Task requirements ::
Transcribe the listing verbatim. Do not carry over any pictures.

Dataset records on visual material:

[BEGIN]

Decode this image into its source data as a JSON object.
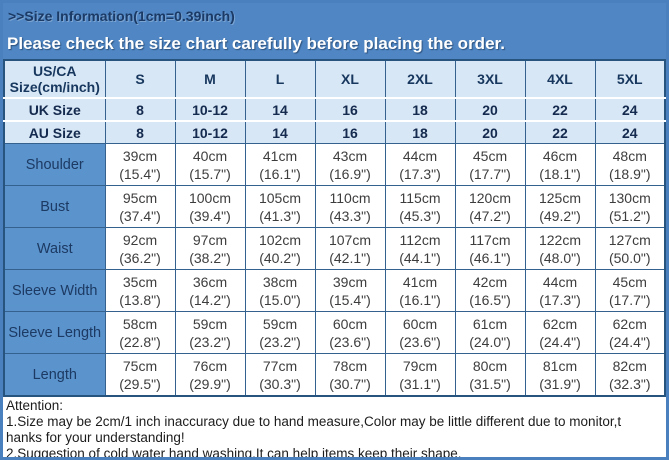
{
  "banner": {
    "notice": "Please check the size chart carefully before placing the order."
  },
  "chart_data": {
    "type": "table",
    "title": ">>Size Information(1cm=0.39inch)",
    "corner_header": [
      "US/CA",
      "Size(cm/inch)"
    ],
    "size_columns": [
      "S",
      "M",
      "L",
      "XL",
      "2XL",
      "3XL",
      "4XL",
      "5XL"
    ],
    "size_rows": [
      {
        "label": "UK Size",
        "values": [
          "8",
          "10-12",
          "14",
          "16",
          "18",
          "20",
          "22",
          "24"
        ]
      },
      {
        "label": "AU Size",
        "values": [
          "8",
          "10-12",
          "14",
          "16",
          "18",
          "20",
          "22",
          "24"
        ]
      }
    ],
    "measurement_rows": [
      {
        "label": "Shoulder",
        "cm": [
          "39cm",
          "40cm",
          "41cm",
          "43cm",
          "44cm",
          "45cm",
          "46cm",
          "48cm"
        ],
        "inch": [
          "(15.4\")",
          "(15.7\")",
          "(16.1\")",
          "(16.9\")",
          "(17.3\")",
          "(17.7\")",
          "(18.1\")",
          "(18.9\")"
        ]
      },
      {
        "label": "Bust",
        "cm": [
          "95cm",
          "100cm",
          "105cm",
          "110cm",
          "115cm",
          "120cm",
          "125cm",
          "130cm"
        ],
        "inch": [
          "(37.4\")",
          "(39.4\")",
          "(41.3\")",
          "(43.3\")",
          "(45.3\")",
          "(47.2\")",
          "(49.2\")",
          "(51.2\")"
        ]
      },
      {
        "label": "Waist",
        "cm": [
          "92cm",
          "97cm",
          "102cm",
          "107cm",
          "112cm",
          "117cm",
          "122cm",
          "127cm"
        ],
        "inch": [
          "(36.2\")",
          "(38.2\")",
          "(40.2\")",
          "(42.1\")",
          "(44.1\")",
          "(46.1\")",
          "(48.0\")",
          "(50.0\")"
        ]
      },
      {
        "label": "Sleeve Width",
        "cm": [
          "35cm",
          "36cm",
          "38cm",
          "39cm",
          "41cm",
          "42cm",
          "44cm",
          "45cm"
        ],
        "inch": [
          "(13.8\")",
          "(14.2\")",
          "(15.0\")",
          "(15.4\")",
          "(16.1\")",
          "(16.5\")",
          "(17.3\")",
          "(17.7\")"
        ]
      },
      {
        "label": "Sleeve Length",
        "cm": [
          "58cm",
          "59cm",
          "59cm",
          "60cm",
          "60cm",
          "61cm",
          "62cm",
          "62cm"
        ],
        "inch": [
          "(22.8\")",
          "(23.2\")",
          "(23.2\")",
          "(23.6\")",
          "(23.6\")",
          "(24.0\")",
          "(24.4\")",
          "(24.4\")"
        ]
      },
      {
        "label": "Length",
        "cm": [
          "75cm",
          "76cm",
          "77cm",
          "78cm",
          "79cm",
          "80cm",
          "81cm",
          "82cm"
        ],
        "inch": [
          "(29.5\")",
          "(29.9\")",
          "(30.3\")",
          "(30.7\")",
          "(31.1\")",
          "(31.5\")",
          "(31.9\")",
          "(32.3\")"
        ]
      }
    ]
  },
  "footer": {
    "lines": [
      "Attention:",
      "1.Size may be 2cm/1 inch inaccuracy due to hand measure,Color may be little different due to monitor,t",
      "hanks for your understanding!",
      "2.Suggestion of cold water hand washing.It can help items keep their shape."
    ]
  },
  "colors": {
    "banner_blue": "#4f86c3",
    "header_light_blue": "#d8e7f5",
    "label_blue": "#5b93cc",
    "navy_text": "#17375e",
    "grid_line": "#35618f",
    "value_text": "#3d3d3d"
  }
}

[END]

Expected output ::
Decode this image into its source data as a JSON object.
{
  "banner": {
    "notice": "Please check the size chart carefully before placing the order."
  },
  "chart_data": {
    "type": "table",
    "title": ">>Size Information(1cm=0.39inch)",
    "corner_header": [
      "US/CA",
      "Size(cm/inch)"
    ],
    "size_columns": [
      "S",
      "M",
      "L",
      "XL",
      "2XL",
      "3XL",
      "4XL",
      "5XL"
    ],
    "size_rows": [
      {
        "label": "UK Size",
        "values": [
          "8",
          "10-12",
          "14",
          "16",
          "18",
          "20",
          "22",
          "24"
        ]
      },
      {
        "label": "AU Size",
        "values": [
          "8",
          "10-12",
          "14",
          "16",
          "18",
          "20",
          "22",
          "24"
        ]
      }
    ],
    "measurement_rows": [
      {
        "label": "Shoulder",
        "cm": [
          "39cm",
          "40cm",
          "41cm",
          "43cm",
          "44cm",
          "45cm",
          "46cm",
          "48cm"
        ],
        "inch": [
          "(15.4\")",
          "(15.7\")",
          "(16.1\")",
          "(16.9\")",
          "(17.3\")",
          "(17.7\")",
          "(18.1\")",
          "(18.9\")"
        ]
      },
      {
        "label": "Bust",
        "cm": [
          "95cm",
          "100cm",
          "105cm",
          "110cm",
          "115cm",
          "120cm",
          "125cm",
          "130cm"
        ],
        "inch": [
          "(37.4\")",
          "(39.4\")",
          "(41.3\")",
          "(43.3\")",
          "(45.3\")",
          "(47.2\")",
          "(49.2\")",
          "(51.2\")"
        ]
      },
      {
        "label": "Waist",
        "cm": [
          "92cm",
          "97cm",
          "102cm",
          "107cm",
          "112cm",
          "117cm",
          "122cm",
          "127cm"
        ],
        "inch": [
          "(36.2\")",
          "(38.2\")",
          "(40.2\")",
          "(42.1\")",
          "(44.1\")",
          "(46.1\")",
          "(48.0\")",
          "(50.0\")"
        ]
      },
      {
        "label": "Sleeve Width",
        "cm": [
          "35cm",
          "36cm",
          "38cm",
          "39cm",
          "41cm",
          "42cm",
          "44cm",
          "45cm"
        ],
        "inch": [
          "(13.8\")",
          "(14.2\")",
          "(15.0\")",
          "(15.4\")",
          "(16.1\")",
          "(16.5\")",
          "(17.3\")",
          "(17.7\")"
        ]
      },
      {
        "label": "Sleeve Length",
        "cm": [
          "58cm",
          "59cm",
          "59cm",
          "60cm",
          "60cm",
          "61cm",
          "62cm",
          "62cm"
        ],
        "inch": [
          "(22.8\")",
          "(23.2\")",
          "(23.2\")",
          "(23.6\")",
          "(23.6\")",
          "(24.0\")",
          "(24.4\")",
          "(24.4\")"
        ]
      },
      {
        "label": "Length",
        "cm": [
          "75cm",
          "76cm",
          "77cm",
          "78cm",
          "79cm",
          "80cm",
          "81cm",
          "82cm"
        ],
        "inch": [
          "(29.5\")",
          "(29.9\")",
          "(30.3\")",
          "(30.7\")",
          "(31.1\")",
          "(31.5\")",
          "(31.9\")",
          "(32.3\")"
        ]
      }
    ]
  },
  "footer": {
    "lines": [
      "Attention:",
      "1.Size may be 2cm/1 inch inaccuracy due to hand measure,Color may be little different due to monitor,t",
      "hanks for your understanding!",
      "2.Suggestion of cold water hand washing.It can help items keep their shape."
    ]
  },
  "colors": {
    "banner_blue": "#4f86c3",
    "header_light_blue": "#d8e7f5",
    "label_blue": "#5b93cc",
    "navy_text": "#17375e",
    "grid_line": "#35618f",
    "value_text": "#3d3d3d"
  }
}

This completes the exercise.